→ **TASK DIRECTIONS**: From the entries below, say how many lines carry the word "rubryce", and give nothing but the number.

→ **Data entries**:
## BEGIN

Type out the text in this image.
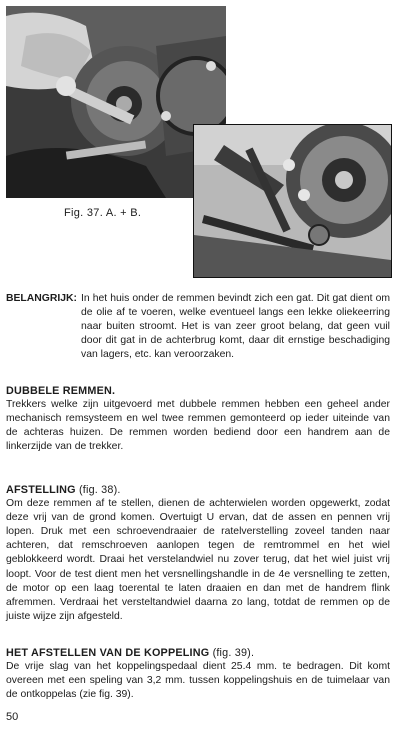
Fig. 37. A. + B.
BELANGRIJK: In het huis onder de remmen bevindt zich een gat. Dit gat dient om de olie af te voeren, welke eventueel langs een lekke oliekeerring naar buiten stroomt. Het is van zeer groot belang, dat geen vuil door dit gat in de achterbrug komt, daar dit ernstige beschadiging van lagers, etc. kan veroorzaken.
DUBBELE REMMEN.
Trekkers welke zijn uitgevoerd met dubbele remmen hebben een geheel ander mechanisch remsysteem en wel twee remmen gemonteerd op ieder uiteinde van de achteras huizen. De remmen worden bediend door een handrem aan de linkerzijde van de trekker.
AFSTELLING (fig. 38).
Om deze remmen af te stellen, dienen de achterwielen worden opgewerkt, zodat deze vrij van de grond komen. Overtuigt U ervan, dat de assen en pennen vrij lopen. Druk met een schroevendraaier de ratelverstelling zoveel tanden naar achteren, dat remschroeven aanlopen tegen de remtrommel en het wiel geblokkeerd wordt. Draai het verstelandwiel nu zover terug, dat het wiel juist vrij loopt. Voor de test dient men het versnellingshandle in de 4e versnelling te zetten, de motor op een laag toerental te laten draaien en dan met de handrem flink afremmen. Verdraai het versteltandwiel daarna zo lang, totdat de remmen op de juiste wijze zijn afgesteld.
HET AFSTELLEN VAN DE KOPPELING (fig. 39).
De vrije slag van het koppelingspedaal dient 25.4 mm. te bedragen. Dit komt overeen met een speling van 3,2 mm. tussen koppelingshuis en de tuimelaar van de ontkoppelas (zie fig. 39).
50
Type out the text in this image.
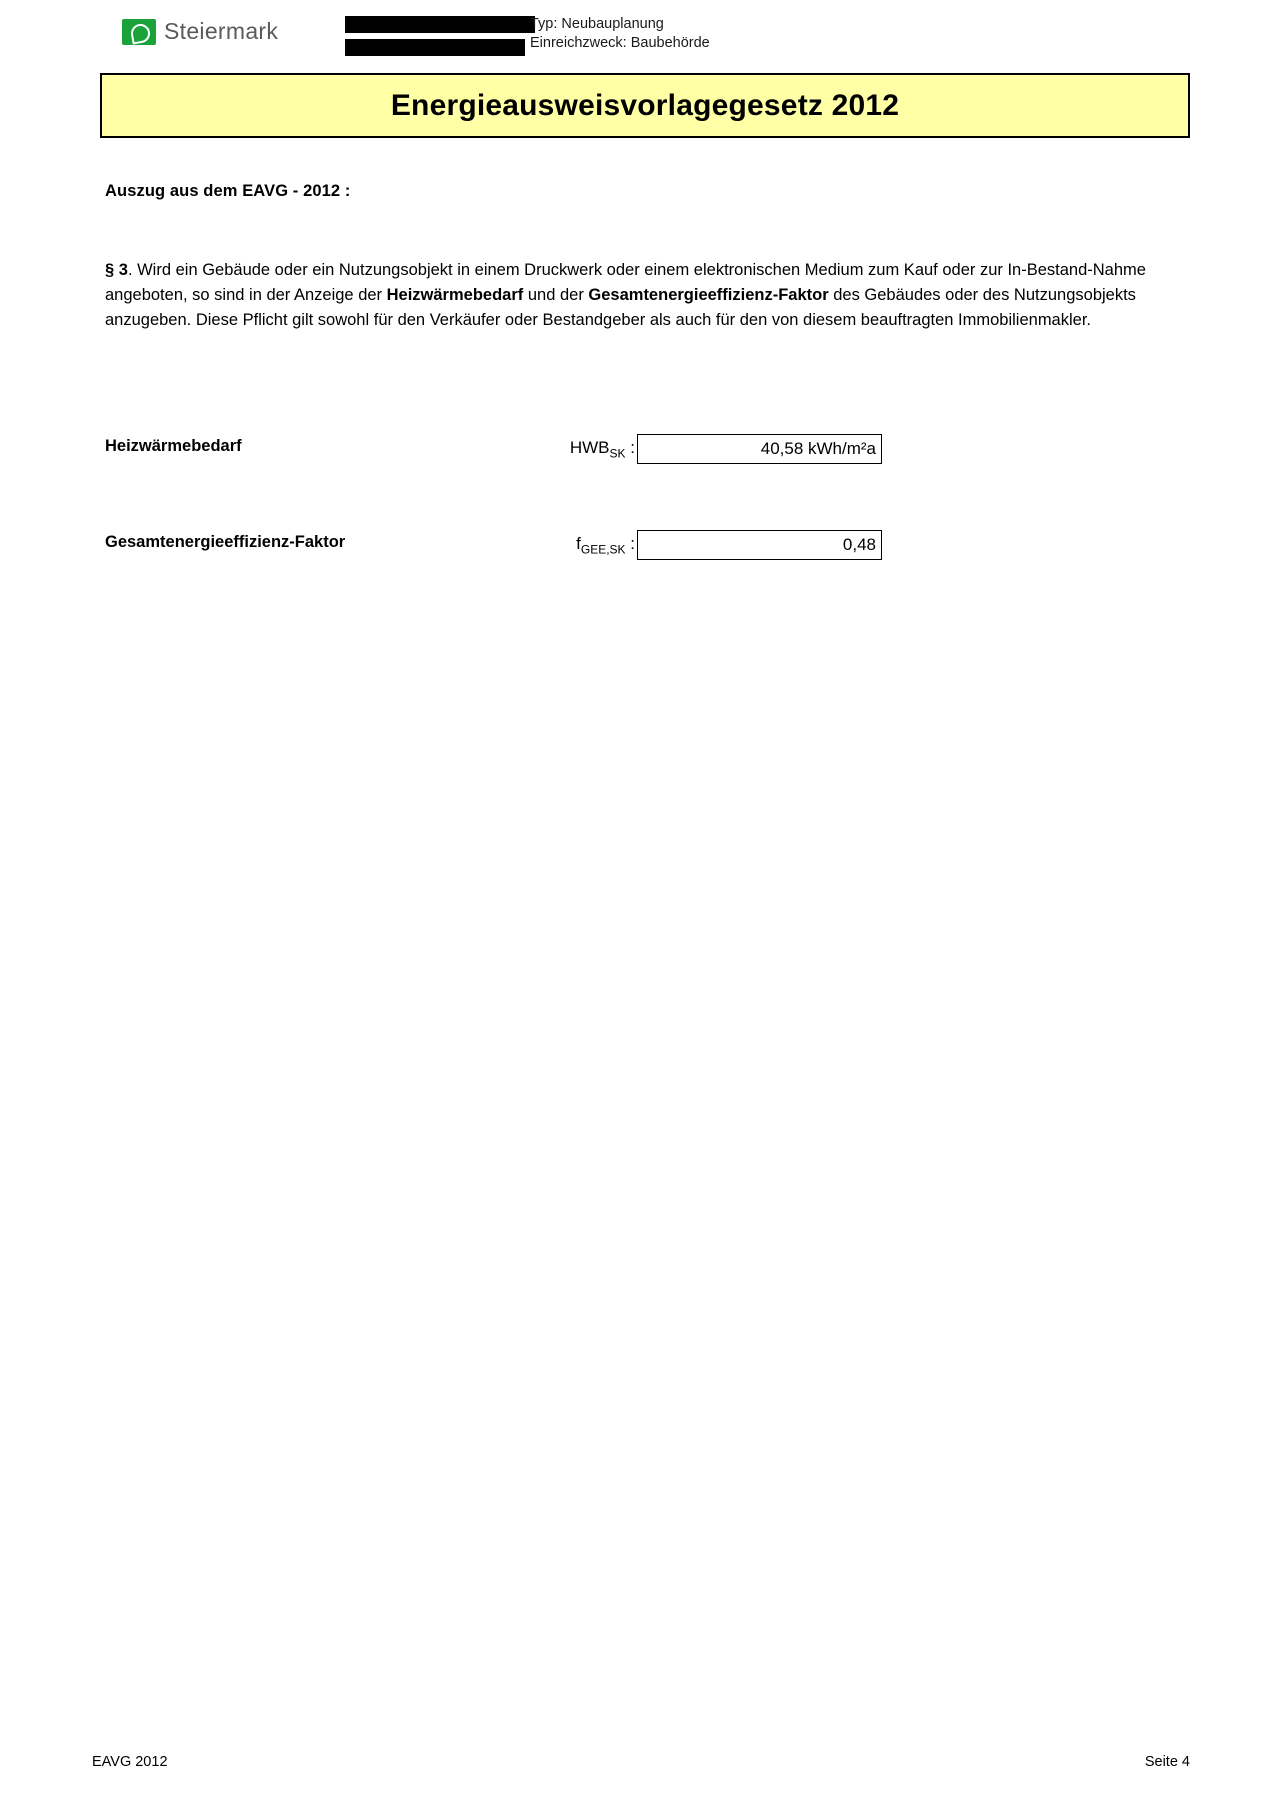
Steiermark	Typ: Neubauplanung
Einreichzweck: Baubehörde
Energieausweisvorlagegesetz 2012
Auszug aus dem EAVG - 2012 :
§ 3. Wird ein Gebäude oder ein Nutzungsobjekt in einem Druckwerk oder einem elektronischen Medium zum Kauf oder zur In-Bestand-Nahme angeboten, so sind in der Anzeige der Heizwärmebedarf und der Gesamtenergieeffizienz-Faktor des Gebäudes oder des Nutzungsobjekts anzugeben. Diese Pflicht gilt sowohl für den Verkäufer oder Bestandgeber als auch für den von diesem beauftragten Immobilienmakler.
Heizwärmebedarf	$HWB_{SK}$ :	40,58 kWh/m²a
Gesamtenergieeffizienz-Faktor	$f_{GEE,SK}$ :	0,48
EAVG 2012	Seite 4
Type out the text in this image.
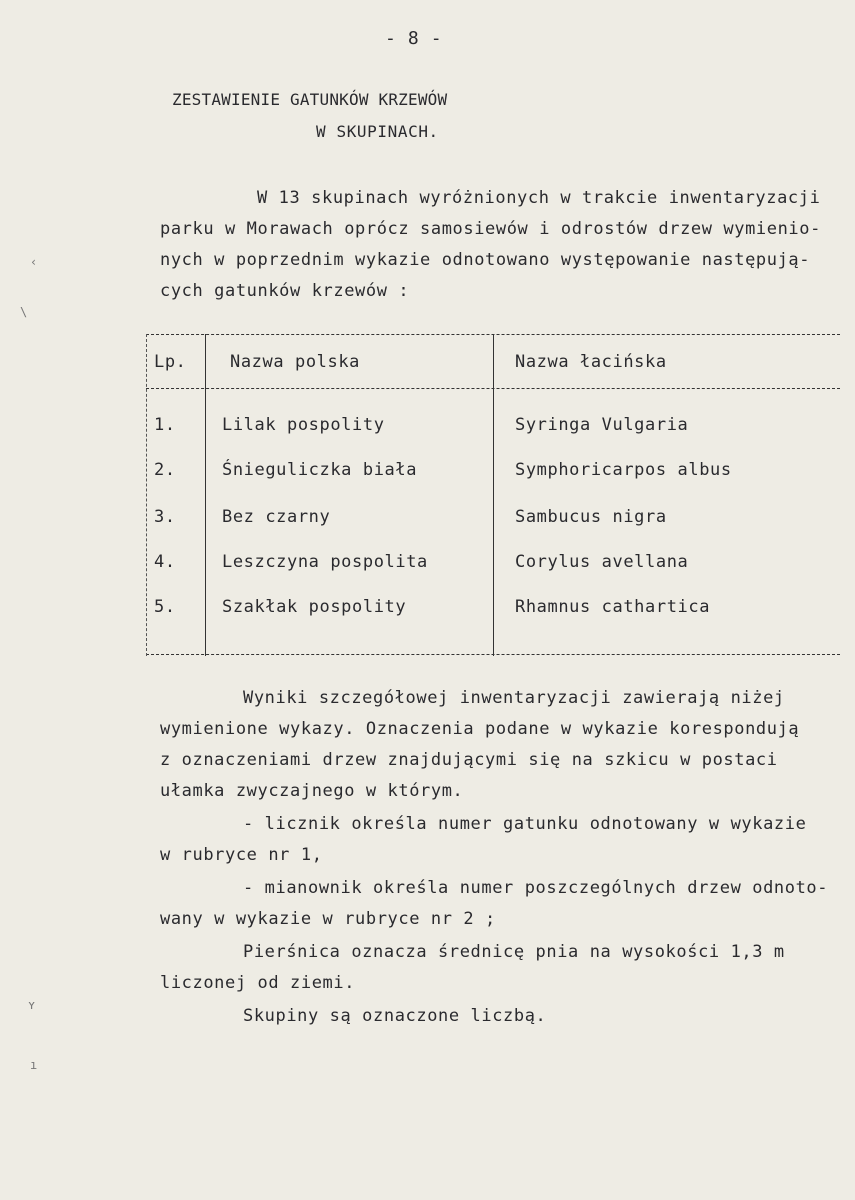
- 8 -
ZESTAWIENIE GATUNKÓW KRZEWÓW
W SKUPINACH.
W 13 skupinach wyróżnionych w trakcie inwentaryzacji
parku w Morawach oprócz samosiewów i odrostów drzew wymienio-
nych w poprzednim wykazie odnotowano występowanie następują-
cych gatunków krzewów :
Lp.	Nazwa polska	Nazwa łacińska
1.	Lilak pospolity	Syringa Vulgaria
2.	Śnieguliczka biała	Symphoricarpos albus
3.	Bez czarny	Sambucus nigra
4.	Leszczyna pospolita	Corylus avellana
5.	Szakłak pospolity	Rhamnus cathartica
Wyniki szczegółowej inwentaryzacji zawierają niżej
wymienione wykazy. Oznaczenia podane w wykazie korespondują
z oznaczeniami drzew znajdującymi się na szkicu w postaci
ułamka zwyczajnego w którym.
- licznik określa numer gatunku odnotowany w wykazie
w rubryce nr 1,
- mianownik określa numer poszczególnych drzew odnoto-
wany w wykazie w rubryce nr 2 ;
Pierśnica oznacza średnicę pnia na wysokości 1,3 m
liczonej od ziemi.
Skupiny są oznaczone liczbą.
‹
\
ʏ
ı
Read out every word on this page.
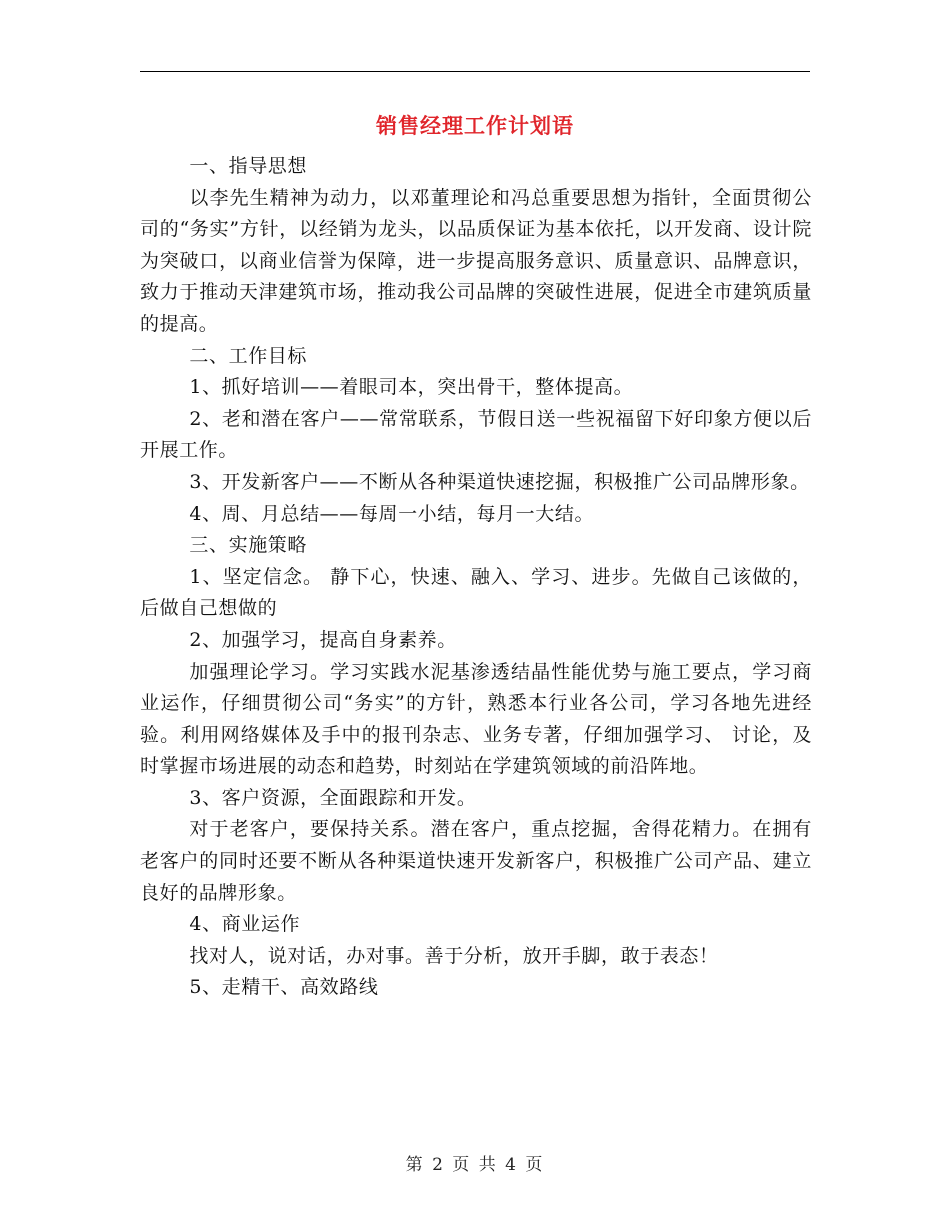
销售经理工作计划语

一、指导思想

以李先生精神为动力，以邓董理论和冯总重要思想为指针，全面贯彻公司的“务实”方针，以经销为龙头，以品质保证为基本依托，以开发商、设计院为突破口，以商业信誉为保障，进一步提高服务意识、质量意识、品牌意识，致力于推动天津建筑市场，推动我公司品牌的突破性进展，促进全市建筑质量的提高。

二、工作目标

1、抓好培训——着眼司本，突出骨干，整体提高。

2、老和潜在客户——常常联系，节假日送一些祝福留下好印象方便以后开展工作。

3、开发新客户——不断从各种渠道快速挖掘，积极推广公司品牌形象。

4、周、月总结——每周一小结，每月一大结。

三、实施策略

1、坚定信念。 静下心，快速、融入、学习、进步。先做自己该做的，后做自己想做的

2、加强学习，提高自身素养。

加强理论学习。学习实践水泥基渗透结晶性能优势与施工要点，学习商业运作，仔细贯彻公司“务实”的方针，熟悉本行业各公司，学习各地先进经验。利用网络媒体及手中的报刊杂志、业务专著，仔细加强学习、 讨论，及时掌握市场进展的动态和趋势，时刻站在学建筑领域的前沿阵地。

3、客户资源，全面跟踪和开发。

对于老客户，要保持关系。潜在客户，重点挖掘，舍得花精力。在拥有老客户的同时还要不断从各种渠道快速开发新客户，积极推广公司产品、建立良好的品牌形象。

4、商业运作

找对人，说对话，办对事。善于分析，放开手脚，敢于表态！

5、走精干、高效路线

第 2 页 共 4 页
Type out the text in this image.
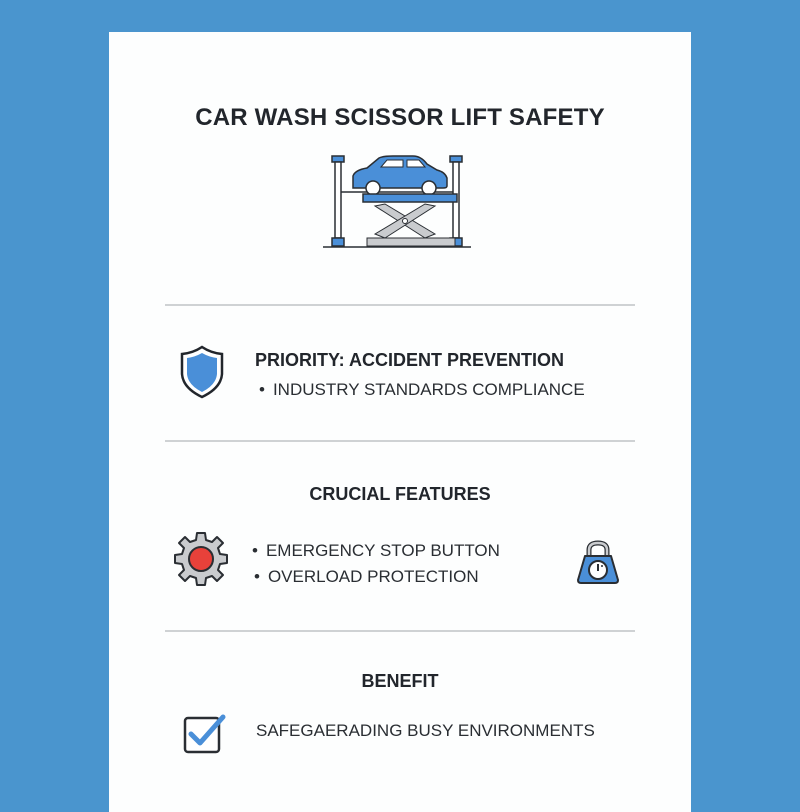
CAR WASH SCISSOR LIFT SAFETY
PRIORITY: ACCIDENT PREVENTION
• INDUSTRY STANDARDS COMPLIANCE
CRUCIAL FEATURES
• EMERGENCY STOP BUTTON
• OVERLOAD PROTECTION
BENEFIT
SAFEGAERADING BUSY ENVIRONMENTS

## END

→ **FULL RESPONSE**: 2